[Data entries]
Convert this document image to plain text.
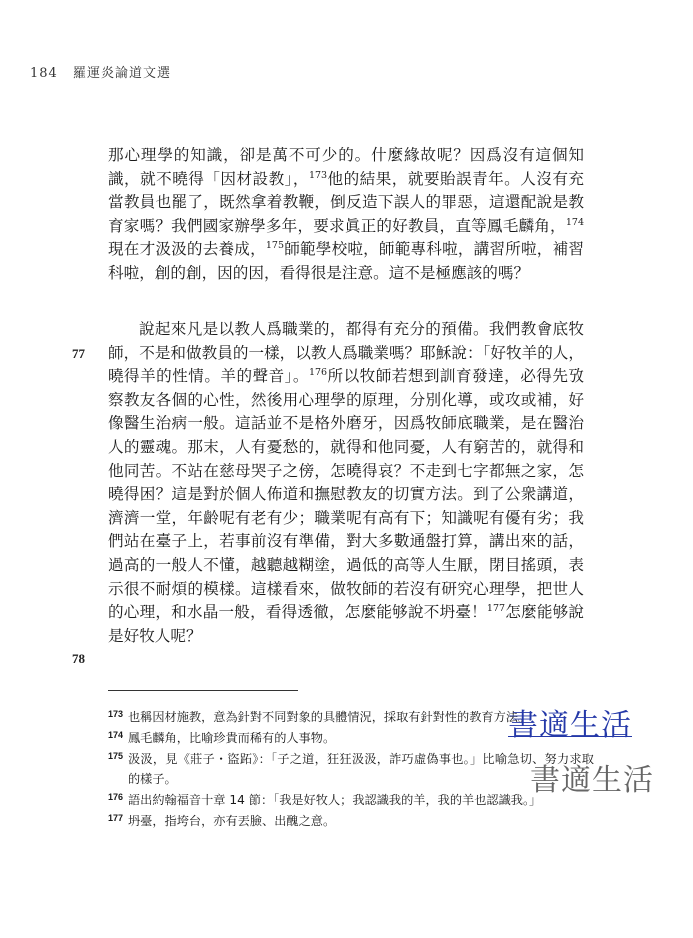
184 羅運炎論道文選
那心理學的知識，卻是萬不可少的。什麼緣故呢？因爲沒有這個知識，就不曉得「因材設教」，$^{173}$他的結果，就要貽誤青年。人沒有充當教員也罷了，既然拿着教鞭，倒反造下誤人的罪惡，這還配說是教育家嗎？我們國家辦學多年，要求眞正的好教員，直等鳳毛麟角，$^{174}$現在才汲汲的去養成，$^{175}$師範學校啦，師範專科啦，講習所啦，補習科啦，創的創，因的因，看得很是注意。這不是極應該的嗎？
77
說起來凡是以教人爲職業的，都得有充分的預備。我們教會底牧師，不是和做教員的一樣，以教人爲職業嗎？耶穌說：「好牧羊的人，曉得羊的性情。羊的聲音」。$^{176}$所以牧師若想到訓育發達，必得先攷察教友各個的心性，然後用心理學的原理，分別化導，或攻或補，好像醫生治病一般。這話並不是格外磨牙，因爲牧師底職業，是在醫治人的靈魂。那末，人有憂愁的，就得和他同憂，人有窮苦的，就得和他同苦。不站在慈母哭子之傍，怎曉得哀？不走到七字都無之家，怎曉得困？這是對於個人佈道和撫慰教友的切實方法。到了公衆講道，濟濟一堂，年齡呢有老有少；職業呢有高有下；知識呢有優有劣；我們站在臺子上，若事前沒有準備，對大多數通盤打算，講出來的話，過高的一般人不懂，越聽越糊塗，過低的高等人生厭，閉目搖頭，表示很不耐煩的模樣。這樣看來，做牧師的若沒有研究心理學，把世人的心理，和水晶一般，看得透徹，怎麼能够說不坍臺！$^{177}$怎麼能够說是好牧人呢？
78
173 也稱因材施教，意為針對不同對象的具體情況，採取有針對性的教育方法。
174 鳳毛麟角，比喻珍貴而稀有的人事物。
175 汲汲，見《莊子・盜跖》：「子之道，狂狂汲汲，詐巧虛偽事也。」比喻急切、努力求取的樣子。
176 語出約翰福音十章 14 節：「我是好牧人；我認識我的羊，我的羊也認識我。」
177 坍臺，指垮台，亦有丟臉、出醜之意。
書適生活
書適生活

§ **GIVEN REQUEST**
Reproduce the entries above without change, omitting all pictures.

§ **EXERCISE RESULT**
Convert this document image to plain text.
184 羅運炎論道文選
那心理學的知識，卻是萬不可少的。什麼緣故呢？因爲沒有這個知識，就不曉得「因材設教」，$^{173}$他的結果，就要貽誤青年。人沒有充當教員也罷了，既然拿着教鞭，倒反造下誤人的罪惡，這還配說是教育家嗎？我們國家辦學多年，要求眞正的好教員，直等鳳毛麟角，$^{174}$現在才汲汲的去養成，$^{175}$師範學校啦，師範專科啦，講習所啦，補習科啦，創的創，因的因，看得很是注意。這不是極應該的嗎？
77
說起來凡是以教人爲職業的，都得有充分的預備。我們教會底牧師，不是和做教員的一樣，以教人爲職業嗎？耶穌說：「好牧羊的人，曉得羊的性情。羊的聲音」。$^{176}$所以牧師若想到訓育發達，必得先攷察教友各個的心性，然後用心理學的原理，分別化導，或攻或補，好像醫生治病一般。這話並不是格外磨牙，因爲牧師底職業，是在醫治人的靈魂。那末，人有憂愁的，就得和他同憂，人有窮苦的，就得和他同苦。不站在慈母哭子之傍，怎曉得哀？不走到七字都無之家，怎曉得困？這是對於個人佈道和撫慰教友的切實方法。到了公衆講道，濟濟一堂，年齡呢有老有少；職業呢有高有下；知識呢有優有劣；我們站在臺子上，若事前沒有準備，對大多數通盤打算，講出來的話，過高的一般人不懂，越聽越糊塗，過低的高等人生厭，閉目搖頭，表示很不耐煩的模樣。這樣看來，做牧師的若沒有研究心理學，把世人的心理，和水晶一般，看得透徹，怎麼能够說不坍臺！$^{177}$怎麼能够說是好牧人呢？
78
173 也稱因材施教，意為針對不同對象的具體情況，採取有針對性的教育方法。
174 鳳毛麟角，比喻珍貴而稀有的人事物。
175 汲汲，見《莊子・盜跖》：「子之道，狂狂汲汲，詐巧虛偽事也。」比喻急切、努力求取的樣子。
176 語出約翰福音十章 14 節：「我是好牧人；我認識我的羊，我的羊也認識我。」
177 坍臺，指垮台，亦有丟臉、出醜之意。
書適生活
書適生活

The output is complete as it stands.